→ AIM: Pictures aside, quote the whole listing exactly.

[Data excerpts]
▬▬▬▬▬▬
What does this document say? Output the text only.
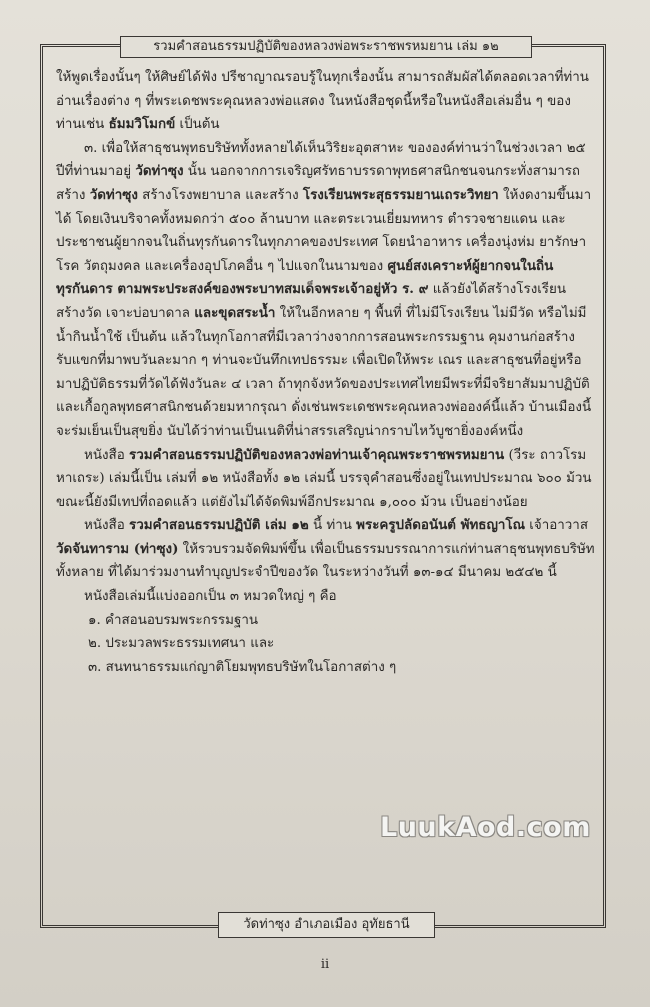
รวมคำสอนธรรมปฏิบัติของหลวงพ่อพระราชพรหมยาน เล่ม ๑๒

ให้พูดเรื่องนั้นๆ ให้ศิษย์ได้ฟัง ปรีชาญาณรอบรู้ในทุกเรื่องนั้น สามารถสัมผัสได้ตลอดเวลาที่ท่านอ่านเรื่องต่าง ๆ ที่พระเดชพระคุณหลวงพ่อแสดง ในหนังสือชุดนี้หรือในหนังสือเล่มอื่น ๆ ของท่านเช่น ธัมมวิโมกข์ เป็นต้น

๓. เพื่อให้สาธุชนพุทธบริษัททั้งหลายได้เห็นวิริยะอุตสาหะ ขององค์ท่านว่าในช่วงเวลา ๒๕ ปีที่ท่านมาอยู่ วัดท่าซุง นั้น นอกจากการเจริญศรัทธาบรรดาพุทธศาสนิกชนจนกระทั่งสามารถสร้าง วัดท่าซุง สร้างโรงพยาบาล และสร้าง โรงเรียนพระสุธรรมยานเถระวิทยา ให้งดงามขึ้นมาได้ โดยเงินบริจาคทั้งหมดกว่า ๕๐๐ ล้านบาท และตระเวนเยี่ยมทหาร ตำรวจชายแดน และประชาชนผู้ยากจนในถิ่นทุรกันดารในทุกภาคของประเทศ โดยนำอาหาร เครื่องนุ่งห่ม ยารักษาโรค วัตถุมงคล และเครื่องอุปโภคอื่น ๆ ไปแจกในนามของ ศูนย์สงเคราะห์ผู้ยากจนในถิ่นทุรกันดาร ตามพระประสงค์ของพระบาทสมเด็จพระเจ้าอยู่หัว ร. ๙ แล้วยังได้สร้างโรงเรียน สร้างวัด เจาะบ่อบาดาล และขุดสระน้ำ ให้ในอีกหลาย ๆ พื้นที่ ที่ไม่มีโรงเรียน ไม่มีวัด หรือไม่มีน้ำกินน้ำใช้ เป็นต้น แล้วในทุกโอกาสที่มีเวลาว่างจากการสอนพระกรรมฐาน คุมงานก่อสร้าง รับแขกที่มาพบวันละมาก ๆ ท่านจะบันทึกเทปธรรมะ เพื่อเปิดให้พระ เณร และสาธุชนที่อยู่หรือมาปฏิบัติธรรมที่วัดได้ฟังวันละ ๔ เวลา ถ้าทุกจังหวัดของประเทศไทยมีพระที่มีจริยาสัมมาปฏิบัติและเกื้อกูลพุทธศาสนิกชนด้วยมหากรุณา ดั่งเช่นพระเดชพระคุณหลวงพ่อองค์นี้แล้ว บ้านเมืองนี้จะร่มเย็นเป็นสุขยิ่ง นับได้ว่าท่านเป็นเนติที่น่าสรรเสริญน่ากราบไหว้บูชายิ่งองค์หนึ่ง

หนังสือ รวมคำสอนธรรมปฏิบัติของหลวงพ่อท่านเจ้าคุณพระราชพรหมยาน (วีระ ถาวโรมหาเถระ) เล่มนี้เป็น เล่มที่ ๑๒ หนังสือทั้ง ๑๒ เล่มนี้ บรรจุคำสอนซึ่งอยู่ในเทปประมาณ ๖๐๐ ม้วน ขณะนี้ยังมีเทปที่ถอดแล้ว แต่ยังไม่ได้จัดพิมพ์อีกประมาณ ๑,๐๐๐ ม้วน เป็นอย่างน้อย

หนังสือ รวมคำสอนธรรมปฏิบัติ เล่ม ๑๒ นี้ ท่าน พระครูปลัดอนันต์ พัทธญาโณ เจ้าอาวาส วัดจันทาราม (ท่าซุง) ให้รวบรวมจัดพิมพ์ขึ้น เพื่อเป็นธรรมบรรณาการแก่ท่านสาธุชนพุทธบริษัททั้งหลาย ที่ได้มาร่วมงานทำบุญประจำปีของวัด ในระหว่างวันที่ ๑๓-๑๔ มีนาคม ๒๕๔๒ นี้

หนังสือเล่มนี้แบ่งออกเป็น ๓ หมวดใหญ่ ๆ คือ

๑. คำสอนอบรมพระกรรมฐาน

๒. ประมวลพระธรรมเทศนา และ

๓. สนทนาธรรมแก่ญาติโยมพุทธบริษัทในโอกาสต่าง ๆ

LuukAod.com
วัดท่าซุง อำเภอเมือง อุทัยธานี
ii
▬▬▬▬▬▬
→ RESPONSE:
What does this document say? Output the text only.
รวมคำสอนธรรมปฏิบัติของหลวงพ่อพระราชพรหมยาน เล่ม ๑๒

ให้พูดเรื่องนั้นๆ ให้ศิษย์ได้ฟัง ปรีชาญาณรอบรู้ในทุกเรื่องนั้น สามารถสัมผัสได้ตลอดเวลาที่ท่านอ่านเรื่องต่าง ๆ ที่พระเดชพระคุณหลวงพ่อแสดง ในหนังสือชุดนี้หรือในหนังสือเล่มอื่น ๆ ของท่านเช่น ธัมมวิโมกข์ เป็นต้น

๓. เพื่อให้สาธุชนพุทธบริษัททั้งหลายได้เห็นวิริยะอุตสาหะ ขององค์ท่านว่าในช่วงเวลา ๒๕ ปีที่ท่านมาอยู่ วัดท่าซุง นั้น นอกจากการเจริญศรัทธาบรรดาพุทธศาสนิกชนจนกระทั่งสามารถสร้าง วัดท่าซุง สร้างโรงพยาบาล และสร้าง โรงเรียนพระสุธรรมยานเถระวิทยา ให้งดงามขึ้นมาได้ โดยเงินบริจาคทั้งหมดกว่า ๕๐๐ ล้านบาท และตระเวนเยี่ยมทหาร ตำรวจชายแดน และประชาชนผู้ยากจนในถิ่นทุรกันดารในทุกภาคของประเทศ โดยนำอาหาร เครื่องนุ่งห่ม ยารักษาโรค วัตถุมงคล และเครื่องอุปโภคอื่น ๆ ไปแจกในนามของ ศูนย์สงเคราะห์ผู้ยากจนในถิ่นทุรกันดาร ตามพระประสงค์ของพระบาทสมเด็จพระเจ้าอยู่หัว ร. ๙ แล้วยังได้สร้างโรงเรียน สร้างวัด เจาะบ่อบาดาล และขุดสระน้ำ ให้ในอีกหลาย ๆ พื้นที่ ที่ไม่มีโรงเรียน ไม่มีวัด หรือไม่มีน้ำกินน้ำใช้ เป็นต้น แล้วในทุกโอกาสที่มีเวลาว่างจากการสอนพระกรรมฐาน คุมงานก่อสร้าง รับแขกที่มาพบวันละมาก ๆ ท่านจะบันทึกเทปธรรมะ เพื่อเปิดให้พระ เณร และสาธุชนที่อยู่หรือมาปฏิบัติธรรมที่วัดได้ฟังวันละ ๔ เวลา ถ้าทุกจังหวัดของประเทศไทยมีพระที่มีจริยาสัมมาปฏิบัติและเกื้อกูลพุทธศาสนิกชนด้วยมหากรุณา ดั่งเช่นพระเดชพระคุณหลวงพ่อองค์นี้แล้ว บ้านเมืองนี้จะร่มเย็นเป็นสุขยิ่ง นับได้ว่าท่านเป็นเนติที่น่าสรรเสริญน่ากราบไหว้บูชายิ่งองค์หนึ่ง

หนังสือ รวมคำสอนธรรมปฏิบัติของหลวงพ่อท่านเจ้าคุณพระราชพรหมยาน (วีระ ถาวโรมหาเถระ) เล่มนี้เป็น เล่มที่ ๑๒ หนังสือทั้ง ๑๒ เล่มนี้ บรรจุคำสอนซึ่งอยู่ในเทปประมาณ ๖๐๐ ม้วน ขณะนี้ยังมีเทปที่ถอดแล้ว แต่ยังไม่ได้จัดพิมพ์อีกประมาณ ๑,๐๐๐ ม้วน เป็นอย่างน้อย

หนังสือ รวมคำสอนธรรมปฏิบัติ เล่ม ๑๒ นี้ ท่าน พระครูปลัดอนันต์ พัทธญาโณ เจ้าอาวาส วัดจันทาราม (ท่าซุง) ให้รวบรวมจัดพิมพ์ขึ้น เพื่อเป็นธรรมบรรณาการแก่ท่านสาธุชนพุทธบริษัททั้งหลาย ที่ได้มาร่วมงานทำบุญประจำปีของวัด ในระหว่างวันที่ ๑๓-๑๔ มีนาคม ๒๕๔๒ นี้

หนังสือเล่มนี้แบ่งออกเป็น ๓ หมวดใหญ่ ๆ คือ

๑. คำสอนอบรมพระกรรมฐาน

๒. ประมวลพระธรรมเทศนา และ

๓. สนทนาธรรมแก่ญาติโยมพุทธบริษัทในโอกาสต่าง ๆ

LuukAod.com
วัดท่าซุง อำเภอเมือง อุทัยธานี
ii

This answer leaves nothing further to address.